*** Dataset records

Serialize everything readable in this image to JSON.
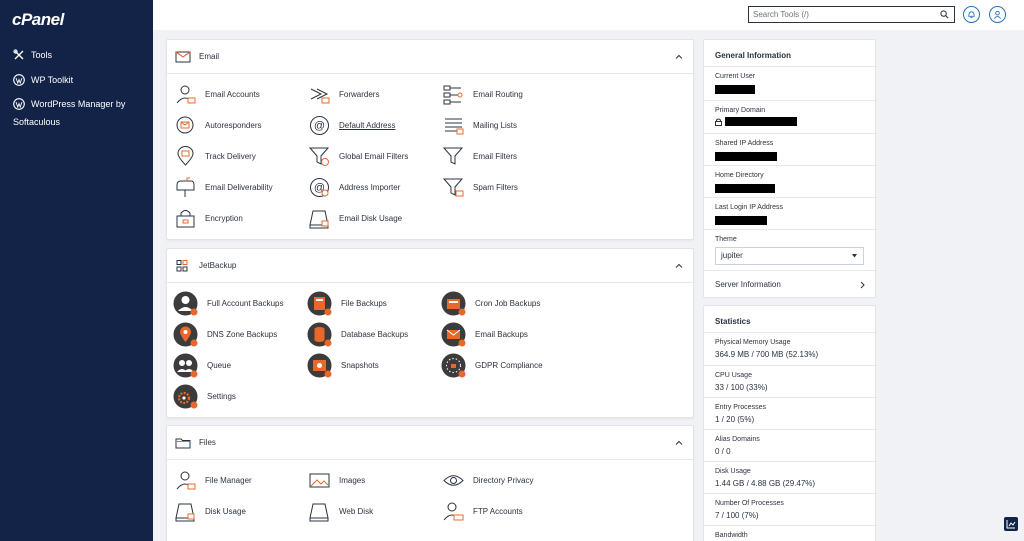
{
  "sidebar": {
    "logo": "cPanel",
    "items": [
      {
        "label": "Tools",
        "icon": "tools-icon"
      },
      {
        "label": "WP Toolkit",
        "icon": "wordpress-icon"
      },
      {
        "label": "WordPress Manager by",
        "label2": "Softaculous",
        "icon": "wordpress-icon"
      }
    ]
  },
  "header": {
    "search_placeholder": "Search Tools (/)"
  },
  "email": {
    "title": "Email",
    "items": [
      {
        "label": "Email Accounts"
      },
      {
        "label": "Forwarders"
      },
      {
        "label": "Email Routing"
      },
      {
        "label": "Autoresponders"
      },
      {
        "label": "Default Address"
      },
      {
        "label": "Mailing Lists"
      },
      {
        "label": "Track Delivery"
      },
      {
        "label": "Global Email Filters"
      },
      {
        "label": "Email Filters"
      },
      {
        "label": "Email Deliverability"
      },
      {
        "label": "Address Importer"
      },
      {
        "label": "Spam Filters"
      },
      {
        "label": "Encryption"
      },
      {
        "label": "Email Disk Usage"
      }
    ]
  },
  "jetbackup": {
    "title": "JetBackup",
    "items": [
      {
        "label": "Full Account Backups"
      },
      {
        "label": "File Backups"
      },
      {
        "label": "Cron Job Backups"
      },
      {
        "label": "DNS Zone Backups"
      },
      {
        "label": "Database Backups"
      },
      {
        "label": "Email Backups"
      },
      {
        "label": "Queue"
      },
      {
        "label": "Snapshots"
      },
      {
        "label": "GDPR Compliance"
      },
      {
        "label": "Settings"
      }
    ]
  },
  "files": {
    "title": "Files",
    "items": [
      {
        "label": "File Manager"
      },
      {
        "label": "Images"
      },
      {
        "label": "Directory Privacy"
      },
      {
        "label": "Disk Usage"
      },
      {
        "label": "Web Disk"
      },
      {
        "label": "FTP Accounts"
      }
    ]
  },
  "general": {
    "title": "General Information",
    "current_user": "Current User",
    "primary_domain": "Primary Domain",
    "shared_ip": "Shared IP Address",
    "home_dir": "Home Directory",
    "last_login": "Last Login IP Address",
    "theme_label": "Theme",
    "theme_value": "jupiter",
    "server_info": "Server Information"
  },
  "stats": {
    "title": "Statistics",
    "rows": [
      {
        "label": "Physical Memory Usage",
        "value": "364.9 MB / 700 MB   (52.13%)"
      },
      {
        "label": "CPU Usage",
        "value": "33 / 100   (33%)"
      },
      {
        "label": "Entry Processes",
        "value": "1 / 20   (5%)"
      },
      {
        "label": "Alias Domains",
        "value": "0 / 0"
      },
      {
        "label": "Disk Usage",
        "value": "1.44 GB / 4.88 GB   (29.47%)"
      },
      {
        "label": "Number Of Processes",
        "value": "7 / 100   (7%)"
      },
      {
        "label": "Bandwidth",
        "value": ""
      }
    ]
  },
  "colors": {
    "sidebar": "#132348",
    "accent": "#e8682c",
    "link": "#2a6fb2"
  }
}
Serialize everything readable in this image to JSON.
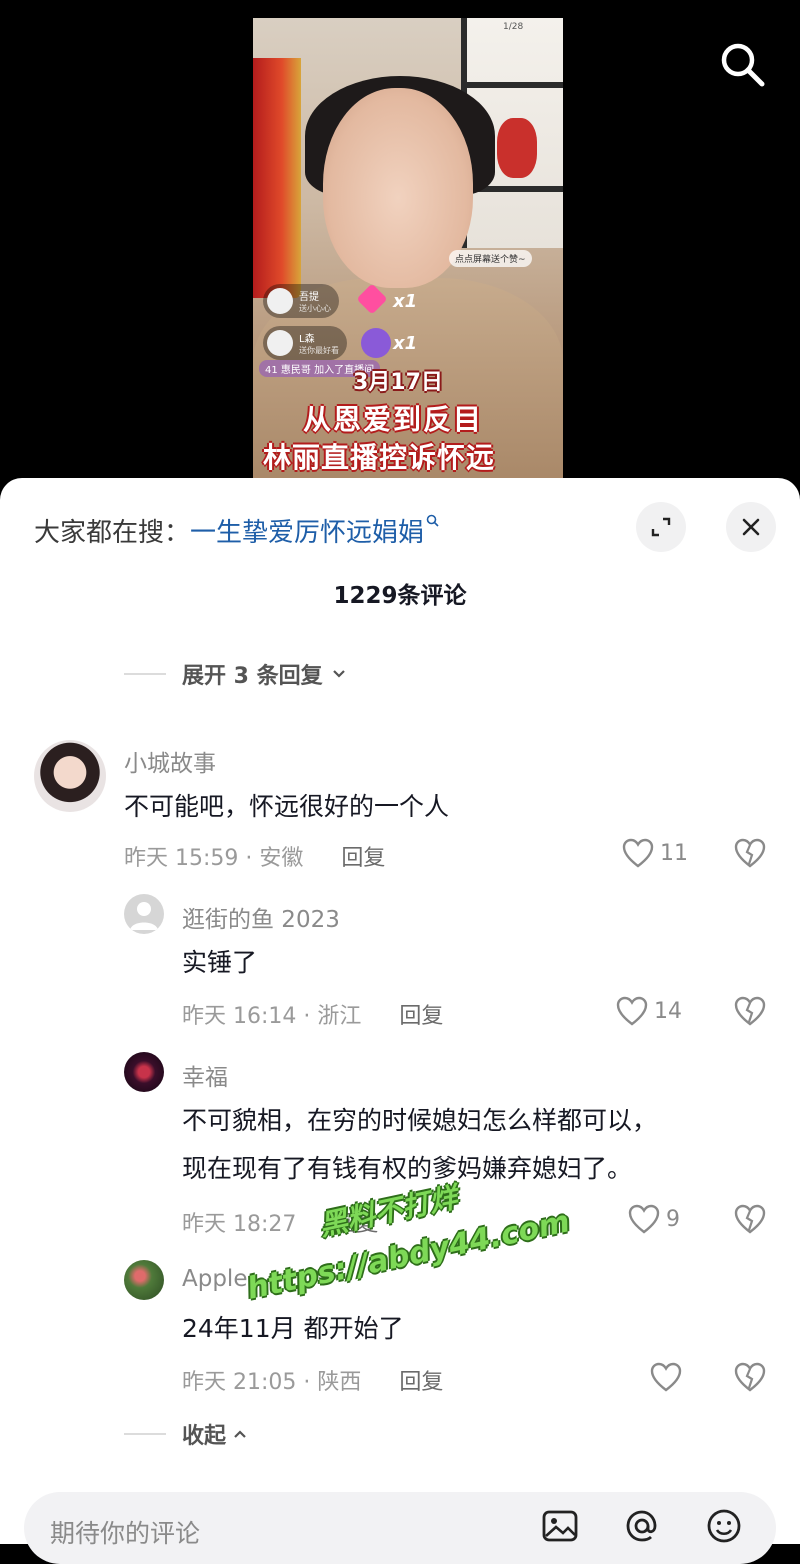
{
  "video": {
    "captions": [
      "3月17日",
      "从恩爱到反目",
      "林丽直播控诉怀远"
    ],
    "tap_hint": "点点屏幕送个赞~",
    "gifts": [
      {
        "user": "吾提",
        "sub": "送小心心",
        "count": "x1"
      },
      {
        "user": "L森",
        "sub": "送你最好看",
        "count": "x1"
      }
    ],
    "live_tag": "41 惠民哥 加入了直播间",
    "shelf_label": "1/28",
    "search_icon": "search-icon"
  },
  "sheet": {
    "header_prefix": "大家都在搜：",
    "header_query": "一生挚爱厉怀远娟娟",
    "comment_count": "1229条评论",
    "expand_label": "展开 3 条回复",
    "collapse_label": "收起"
  },
  "comments": [
    {
      "user": "小城故事",
      "text": "不可能吧，怀远很好的一个人",
      "time": "昨天 15:59 · 安徽",
      "reply": "回复",
      "likes": "11"
    },
    {
      "user": "逛街的鱼 2023",
      "text": "实锤了",
      "time": "昨天 16:14 · 浙江",
      "reply": "回复",
      "likes": "14"
    },
    {
      "user": "幸福",
      "text_lines": [
        "不可貌相，在穷的时候媳妇怎么样都可以，",
        "现在现有了有钱有权的爹妈嫌弃媳妇了。"
      ],
      "time": "昨天 18:27",
      "reply": "回复",
      "likes": "9"
    },
    {
      "user": "Apple",
      "text": "24年11月 都开始了",
      "time": "昨天 21:05 · 陕西",
      "reply": "回复",
      "likes": ""
    }
  ],
  "watermark": {
    "line1": "黑料不打烊",
    "line2": "https://abdy44.com"
  },
  "input": {
    "placeholder": "期待你的评论"
  },
  "colors": {
    "query_blue": "#1e5ea8",
    "watermark_green": "#7ed957"
  }
}
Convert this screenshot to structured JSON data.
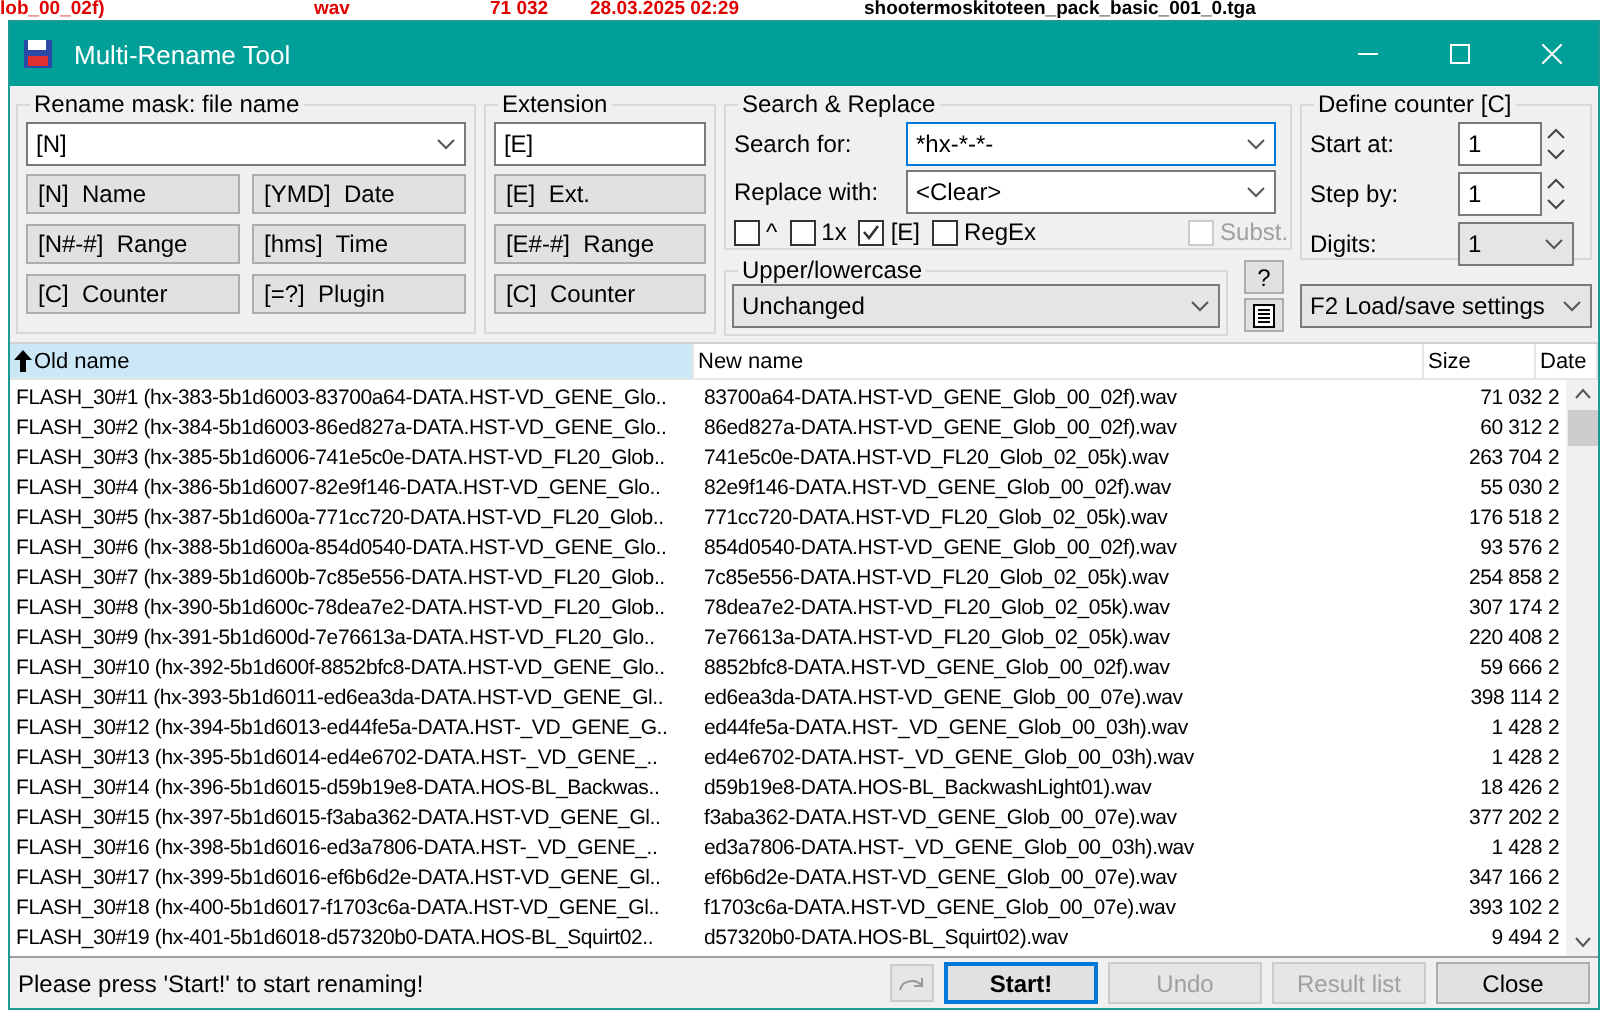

******

Aim -
Your task is to return the entries above exactly, with no pictures.

The answer -
Serialize everything readable in this image to JSON.
{
  "sidebar": {
    "logo": "cPanel",
    "items": [
      {
        "label": "Tools",
        "icon": "tools-icon"
      },
      {
        "label": "WP Toolkit",
        "icon": "wordpress-icon"
      },
      {
        "label": "WordPress Manager by",
        "label2": "Softaculous",
        "icon": "wordpress-icon"
      }
    ]
  },
  "header": {
    "search_placeholder": "Search Tools (/)"
  },
  "email": {
    "title": "Email",
    "items": [
      {
        "label": "Email Accounts"
      },
      {
        "label": "Forwarders"
      },
      {
        "label": "Email Routing"
      },
      {
        "label": "Autoresponders"
      },
      {
        "label": "Default Address"
      },
      {
        "label": "Mailing Lists"
      },
      {
        "label": "Track Delivery"
      },
      {
        "label": "Global Email Filters"
      },
      {
        "label": "Email Filters"
      },
      {
        "label": "Email Deliverability"
      },
      {
        "label": "Address Importer"
      },
      {
        "label": "Spam Filters"
      },
      {
        "label": "Encryption"
      },
      {
        "label": "Email Disk Usage"
      }
    ]
  },
  "jetbackup": {
    "title": "JetBackup",
    "items": [
      {
        "label": "Full Account Backups"
      },
      {
        "label": "File Backups"
      },
      {
        "label": "Cron Job Backups"
      },
      {
        "label": "DNS Zone Backups"
      },
      {
        "label": "Database Backups"
      },
      {
        "label": "Email Backups"
      },
      {
        "label": "Queue"
      },
      {
        "label": "Snapshots"
      },
      {
        "label": "GDPR Compliance"
      },
      {
        "label": "Settings"
      }
    ]
  },
  "files": {
    "title": "Files",
    "items": [
      {
        "label": "File Manager"
      },
      {
        "label": "Images"
      },
      {
        "label": "Directory Privacy"
      },
      {
        "label": "Disk Usage"
      },
      {
        "label": "Web Disk"
      },
      {
        "label": "FTP Accounts"
      }
    ]
  },
  "general": {
    "title": "General Information",
    "current_user": "Current User",
    "primary_domain": "Primary Domain",
    "shared_ip": "Shared IP Address",
    "home_dir": "Home Directory",
    "last_login": "Last Login IP Address",
    "theme_label": "Theme",
    "theme_value": "jupiter",
    "server_info": "Server Information"
  },
  "stats": {
    "title": "Statistics",
    "rows": [
      {
        "label": "Physical Memory Usage",
        "value": "364.9 MB / 700 MB   (52.13%)"
      },
      {
        "label": "CPU Usage",
        "value": "33 / 100   (33%)"
      },
      {
        "label": "Entry Processes",
        "value": "1 / 20   (5%)"
      },
      {
        "label": "Alias Domains",
        "value": "0 / 0"
      },
      {
        "label": "Disk Usage",
        "value": "1.44 GB / 4.88 GB   (29.47%)"
      },
      {
        "label": "Number Of Processes",
        "value": "7 / 100   (7%)"
      },
      {
        "label": "Bandwidth",
        "value": ""
      }
    ]
  },
  "colors": {
    "sidebar": "#132348",
    "accent": "#e8682c",
    "link": "#2a6fb2"
  }
}
Serialize everything readable in this image to JSON.
{
  "video": {
    "captions": [
      "3月17日",
      "从恩爱到反目",
      "林丽直播控诉怀远"
    ],
    "tap_hint": "点点屏幕送个赞~",
    "gifts": [
      {
        "user": "吾提",
        "sub": "送小心心",
        "count": "x1"
      },
      {
        "user": "L森",
        "sub": "送你最好看",
        "count": "x1"
      }
    ],
    "live_tag": "41 惠民哥 加入了直播间",
    "shelf_label": "1/28",
    "search_icon": "search-icon"
  },
  "sheet": {
    "header_prefix": "大家都在搜：",
    "header_query": "一生挚爱厉怀远娟娟",
    "comment_count": "1229条评论",
    "expand_label": "展开 3 条回复",
    "collapse_label": "收起"
  },
  "comments": [
    {
      "user": "小城故事",
      "text": "不可能吧，怀远很好的一个人",
      "time": "昨天 15:59 · 安徽",
      "reply": "回复",
      "likes": "11"
    },
    {
      "user": "逛街的鱼 2023",
      "text": "实锤了",
      "time": "昨天 16:14 · 浙江",
      "reply": "回复",
      "likes": "14"
    },
    {
      "user": "幸福",
      "text_lines": [
        "不可貌相，在穷的时候媳妇怎么样都可以，",
        "现在现有了有钱有权的爹妈嫌弃媳妇了。"
      ],
      "time": "昨天 18:27",
      "reply": "回复",
      "likes": "9"
    },
    {
      "user": "Apple",
      "text": "24年11月 都开始了",
      "time": "昨天 21:05 · 陕西",
      "reply": "回复",
      "likes": ""
    }
  ],
  "watermark": {
    "line1": "黑料不打烊",
    "line2": "https://abdy44.com"
  },
  "input": {
    "placeholder": "期待你的评论"
  },
  "colors": {
    "query_blue": "#1e5ea8",
    "watermark_green": "#7ed957"
  }
}
Convert this screenshot to structured JSON data.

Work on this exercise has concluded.